◆ Written request
Wherever the string "access" appears, copy the whole line.

:: Provided entries ::

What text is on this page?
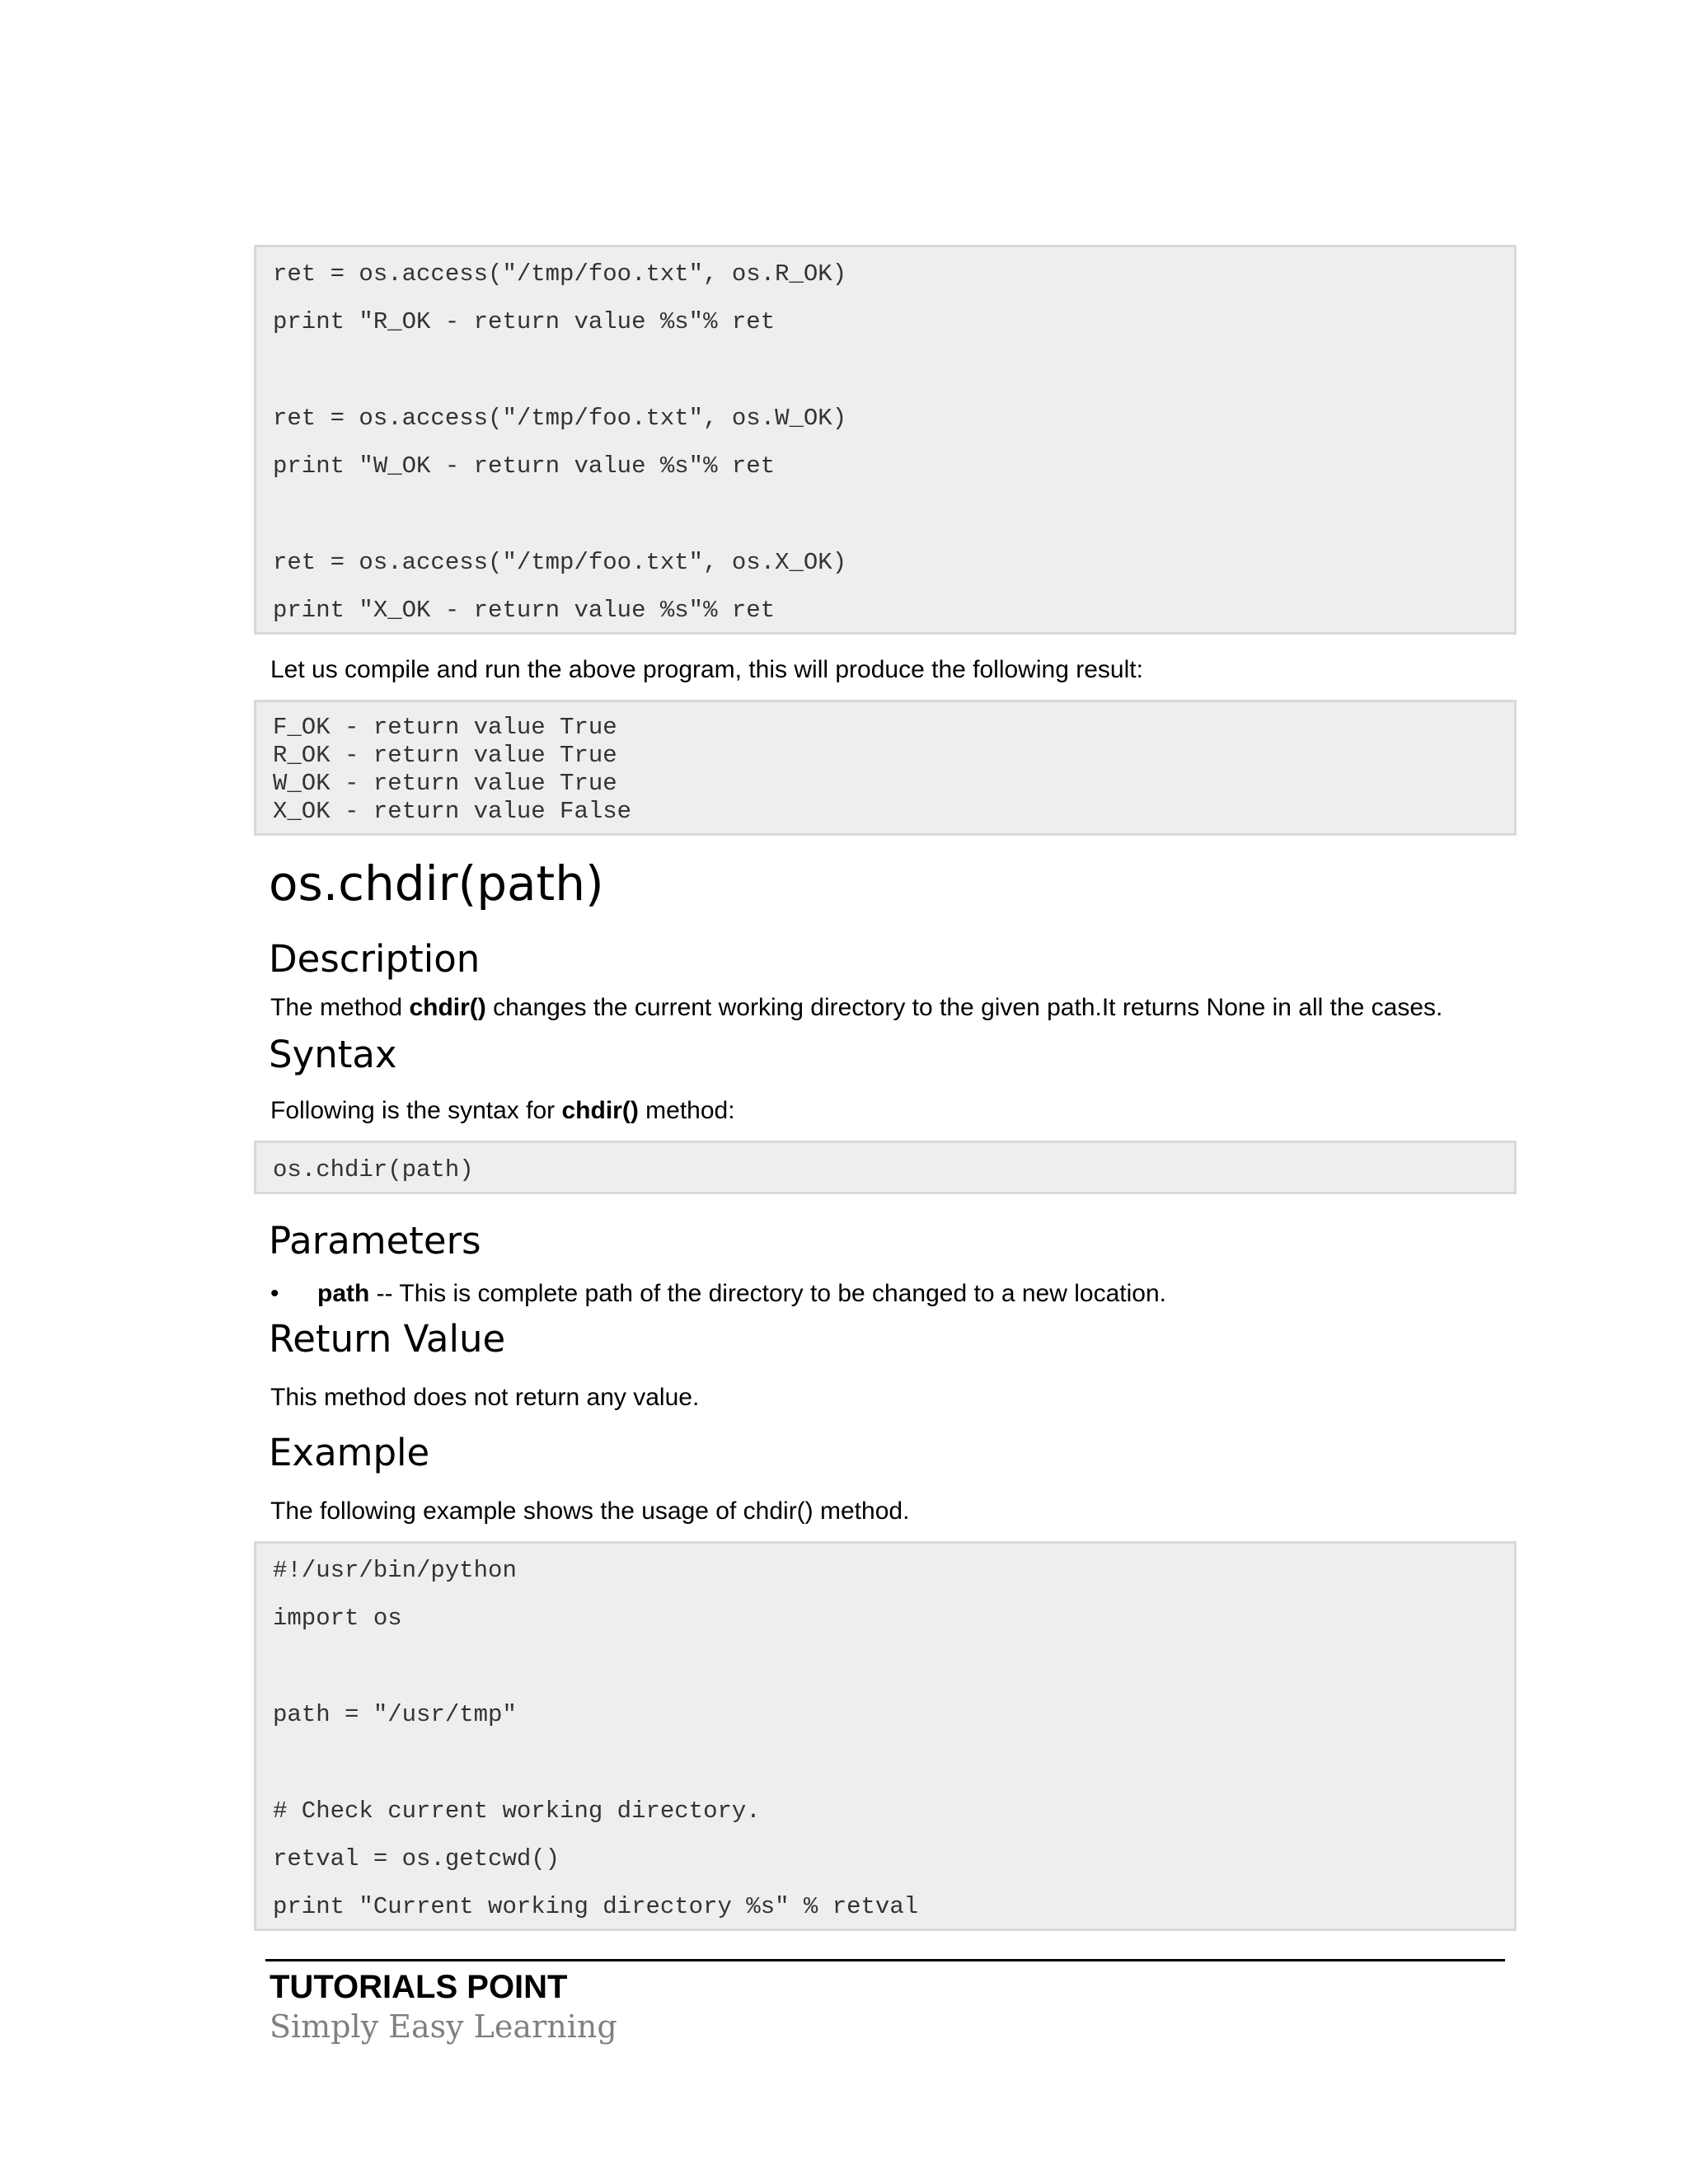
ret = os.access("/tmp/foo.txt", os.R_OK)
print "R_OK - return value %s"% ret
ret = os.access("/tmp/foo.txt", os.W_OK)
print "W_OK - return value %s"% ret
ret = os.access("/tmp/foo.txt", os.X_OK)
print "X_OK - return value %s"% ret
Let us compile and run the above program, this will produce the following result:
F_OK - return value True
R_OK - return value True
W_OK - return value True
X_OK - return value False
os.chdir(path)
Description
The method chdir() changes the current working directory to the given path.It returns None in all the cases.
Syntax
Following is the syntax for chdir() method:
os.chdir(path)
Parameters
• path -- This is complete path of the directory to be changed to a new location.
Return Value
This method does not return any value.
Example
The following example shows the usage of chdir() method.
#!/usr/bin/python
import os
path = "/usr/tmp"
# Check current working directory.
retval = os.getcwd()
print "Current working directory %s" % retval
TUTORIALS POINT
Simply Easy Learning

:::

◆ Reply to the exercise
ret = os.access("/tmp/foo.txt", os.R_OK)
ret = os.access("/tmp/foo.txt", os.W_OK)
ret = os.access("/tmp/foo.txt", os.X_OK)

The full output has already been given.